Stored data

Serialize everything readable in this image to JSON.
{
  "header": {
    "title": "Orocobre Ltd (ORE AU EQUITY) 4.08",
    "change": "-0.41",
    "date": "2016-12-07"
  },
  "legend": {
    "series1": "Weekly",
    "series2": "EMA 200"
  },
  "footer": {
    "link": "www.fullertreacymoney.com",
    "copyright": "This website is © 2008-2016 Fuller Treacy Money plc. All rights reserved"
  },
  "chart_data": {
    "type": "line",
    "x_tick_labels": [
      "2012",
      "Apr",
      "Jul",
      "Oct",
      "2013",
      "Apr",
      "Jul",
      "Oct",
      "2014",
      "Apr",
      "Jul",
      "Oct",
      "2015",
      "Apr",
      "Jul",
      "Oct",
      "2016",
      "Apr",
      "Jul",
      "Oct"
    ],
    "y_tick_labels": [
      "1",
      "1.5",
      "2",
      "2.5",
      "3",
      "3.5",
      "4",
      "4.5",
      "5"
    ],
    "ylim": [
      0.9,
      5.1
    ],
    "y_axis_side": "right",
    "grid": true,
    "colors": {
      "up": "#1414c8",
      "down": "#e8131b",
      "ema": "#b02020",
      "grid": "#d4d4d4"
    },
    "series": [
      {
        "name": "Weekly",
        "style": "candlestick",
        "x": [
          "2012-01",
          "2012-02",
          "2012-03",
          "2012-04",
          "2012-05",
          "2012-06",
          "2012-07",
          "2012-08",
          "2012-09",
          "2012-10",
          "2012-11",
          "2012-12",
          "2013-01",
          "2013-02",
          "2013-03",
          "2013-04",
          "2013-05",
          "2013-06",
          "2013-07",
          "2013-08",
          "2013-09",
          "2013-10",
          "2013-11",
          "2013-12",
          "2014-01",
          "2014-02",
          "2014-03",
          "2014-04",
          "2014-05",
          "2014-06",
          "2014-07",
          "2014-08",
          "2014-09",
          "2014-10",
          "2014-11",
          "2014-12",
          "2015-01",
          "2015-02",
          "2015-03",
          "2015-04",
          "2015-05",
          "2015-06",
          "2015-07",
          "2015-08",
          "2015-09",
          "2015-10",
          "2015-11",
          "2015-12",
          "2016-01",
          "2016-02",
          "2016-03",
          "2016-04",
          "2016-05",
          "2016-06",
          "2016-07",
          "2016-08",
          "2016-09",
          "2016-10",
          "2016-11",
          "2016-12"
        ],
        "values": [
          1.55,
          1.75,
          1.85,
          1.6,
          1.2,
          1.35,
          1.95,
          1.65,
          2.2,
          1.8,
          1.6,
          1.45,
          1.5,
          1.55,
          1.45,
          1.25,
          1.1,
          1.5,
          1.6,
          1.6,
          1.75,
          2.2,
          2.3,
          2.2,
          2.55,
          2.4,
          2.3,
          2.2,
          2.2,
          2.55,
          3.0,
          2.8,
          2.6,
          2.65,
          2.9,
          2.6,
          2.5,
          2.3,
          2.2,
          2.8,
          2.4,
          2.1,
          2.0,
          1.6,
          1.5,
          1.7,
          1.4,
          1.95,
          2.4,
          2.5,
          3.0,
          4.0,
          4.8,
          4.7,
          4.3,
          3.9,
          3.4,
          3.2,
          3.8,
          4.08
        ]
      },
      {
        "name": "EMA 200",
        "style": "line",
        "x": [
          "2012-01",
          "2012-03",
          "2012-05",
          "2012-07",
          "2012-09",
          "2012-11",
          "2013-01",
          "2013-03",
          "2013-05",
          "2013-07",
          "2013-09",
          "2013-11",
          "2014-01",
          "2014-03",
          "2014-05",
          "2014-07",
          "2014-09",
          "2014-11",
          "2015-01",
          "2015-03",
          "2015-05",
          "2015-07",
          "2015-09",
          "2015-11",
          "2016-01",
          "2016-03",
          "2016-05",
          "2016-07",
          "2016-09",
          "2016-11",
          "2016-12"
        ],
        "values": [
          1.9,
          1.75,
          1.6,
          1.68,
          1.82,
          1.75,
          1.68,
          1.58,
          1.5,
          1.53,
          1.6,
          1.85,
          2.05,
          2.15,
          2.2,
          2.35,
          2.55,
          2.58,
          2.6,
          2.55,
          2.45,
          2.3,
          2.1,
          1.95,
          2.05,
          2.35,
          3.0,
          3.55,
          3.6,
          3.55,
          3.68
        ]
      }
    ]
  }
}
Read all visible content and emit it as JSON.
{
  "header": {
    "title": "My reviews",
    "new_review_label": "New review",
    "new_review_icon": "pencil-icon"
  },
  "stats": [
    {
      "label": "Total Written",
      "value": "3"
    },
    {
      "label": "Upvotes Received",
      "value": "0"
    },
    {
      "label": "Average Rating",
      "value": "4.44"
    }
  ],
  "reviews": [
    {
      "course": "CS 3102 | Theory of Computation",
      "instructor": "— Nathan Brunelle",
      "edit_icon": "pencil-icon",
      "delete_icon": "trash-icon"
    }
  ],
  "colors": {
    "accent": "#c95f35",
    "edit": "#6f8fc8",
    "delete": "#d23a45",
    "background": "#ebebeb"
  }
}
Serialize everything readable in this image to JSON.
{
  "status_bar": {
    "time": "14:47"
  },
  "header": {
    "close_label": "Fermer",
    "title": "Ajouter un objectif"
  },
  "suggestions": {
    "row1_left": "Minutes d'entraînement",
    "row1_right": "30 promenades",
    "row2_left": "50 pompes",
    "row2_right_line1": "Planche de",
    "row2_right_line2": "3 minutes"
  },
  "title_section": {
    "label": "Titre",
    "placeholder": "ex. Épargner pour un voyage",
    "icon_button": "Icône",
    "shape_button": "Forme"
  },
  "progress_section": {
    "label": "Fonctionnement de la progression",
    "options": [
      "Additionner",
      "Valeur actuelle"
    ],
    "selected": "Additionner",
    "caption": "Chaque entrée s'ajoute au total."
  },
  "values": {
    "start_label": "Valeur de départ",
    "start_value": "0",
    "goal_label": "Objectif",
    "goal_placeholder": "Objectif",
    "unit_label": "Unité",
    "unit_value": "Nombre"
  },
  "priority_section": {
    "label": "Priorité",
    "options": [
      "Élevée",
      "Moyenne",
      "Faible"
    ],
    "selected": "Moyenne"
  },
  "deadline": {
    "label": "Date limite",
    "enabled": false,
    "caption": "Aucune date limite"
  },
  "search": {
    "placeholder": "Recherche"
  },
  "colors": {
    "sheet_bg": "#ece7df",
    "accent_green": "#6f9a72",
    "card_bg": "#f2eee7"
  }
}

THE PROBLEM
Each line of the material above either contains the word "Additionner" or does not; state how many do, and nothing else.

RIGHT ANSWER
2